EXERCISE MATERIALS:
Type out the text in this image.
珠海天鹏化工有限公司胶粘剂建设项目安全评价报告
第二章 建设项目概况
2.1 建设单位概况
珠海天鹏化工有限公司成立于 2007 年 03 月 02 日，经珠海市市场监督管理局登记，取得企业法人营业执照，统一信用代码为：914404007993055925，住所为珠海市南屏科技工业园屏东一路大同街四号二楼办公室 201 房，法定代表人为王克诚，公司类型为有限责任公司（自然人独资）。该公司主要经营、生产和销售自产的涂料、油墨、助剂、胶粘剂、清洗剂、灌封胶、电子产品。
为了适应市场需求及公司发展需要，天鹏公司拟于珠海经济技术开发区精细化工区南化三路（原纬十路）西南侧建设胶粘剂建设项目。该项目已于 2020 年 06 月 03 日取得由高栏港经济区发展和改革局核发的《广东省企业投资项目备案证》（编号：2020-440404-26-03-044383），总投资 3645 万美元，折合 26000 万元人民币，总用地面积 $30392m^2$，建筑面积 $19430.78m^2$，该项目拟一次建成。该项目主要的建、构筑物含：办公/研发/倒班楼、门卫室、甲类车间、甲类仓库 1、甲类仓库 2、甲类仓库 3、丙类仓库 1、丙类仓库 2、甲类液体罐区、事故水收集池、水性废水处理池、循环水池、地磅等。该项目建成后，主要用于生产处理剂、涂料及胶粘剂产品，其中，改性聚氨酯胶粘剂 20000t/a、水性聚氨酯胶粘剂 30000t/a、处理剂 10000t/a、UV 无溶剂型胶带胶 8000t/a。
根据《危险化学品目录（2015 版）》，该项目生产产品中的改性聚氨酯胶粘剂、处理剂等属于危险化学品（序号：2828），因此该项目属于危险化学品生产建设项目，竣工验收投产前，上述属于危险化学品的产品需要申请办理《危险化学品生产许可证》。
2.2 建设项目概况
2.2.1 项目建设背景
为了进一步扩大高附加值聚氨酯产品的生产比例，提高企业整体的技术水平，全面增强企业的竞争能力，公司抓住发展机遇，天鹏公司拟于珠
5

REQUIREMENT:
Output the listing above exactly as it appears.

OUTPUT FOR THIS TASK:
Type out the text in this image.
珠海天鹏化工有限公司胶粘剂建设项目安全评价报告
第二章 建设项目概况
2.1 建设单位概况
珠海天鹏化工有限公司成立于 2007 年 03 月 02 日，经珠海市市场监督管理局登记，取得企业法人营业执照，统一信用代码为：914404007993055925，住所为珠海市南屏科技工业园屏东一路大同街四号二楼办公室 201 房，法定代表人为王克诚，公司类型为有限责任公司（自然人独资）。该公司主要经营、生产和销售自产的涂料、油墨、助剂、胶粘剂、清洗剂、灌封胶、电子产品。
为了适应市场需求及公司发展需要，天鹏公司拟于珠海经济技术开发区精细化工区南化三路（原纬十路）西南侧建设胶粘剂建设项目。该项目已于 2020 年 06 月 03 日取得由高栏港经济区发展和改革局核发的《广东省企业投资项目备案证》（编号：2020-440404-26-03-044383），总投资 3645 万美元，折合 26000 万元人民币，总用地面积 $30392m^2$，建筑面积 $19430.78m^2$，该项目拟一次建成。该项目主要的建、构筑物含：办公/研发/倒班楼、门卫室、甲类车间、甲类仓库 1、甲类仓库 2、甲类仓库 3、丙类仓库 1、丙类仓库 2、甲类液体罐区、事故水收集池、水性废水处理池、循环水池、地磅等。该项目建成后，主要用于生产处理剂、涂料及胶粘剂产品，其中，改性聚氨酯胶粘剂 20000t/a、水性聚氨酯胶粘剂 30000t/a、处理剂 10000t/a、UV 无溶剂型胶带胶 8000t/a。
根据《危险化学品目录（2015 版）》，该项目生产产品中的改性聚氨酯胶粘剂、处理剂等属于危险化学品（序号：2828），因此该项目属于危险化学品生产建设项目，竣工验收投产前，上述属于危险化学品的产品需要申请办理《危险化学品生产许可证》。
2.2 建设项目概况
2.2.1 项目建设背景
为了进一步扩大高附加值聚氨酯产品的生产比例，提高企业整体的技术水平，全面增强企业的竞争能力，公司抓住发展机遇，天鹏公司拟于珠
5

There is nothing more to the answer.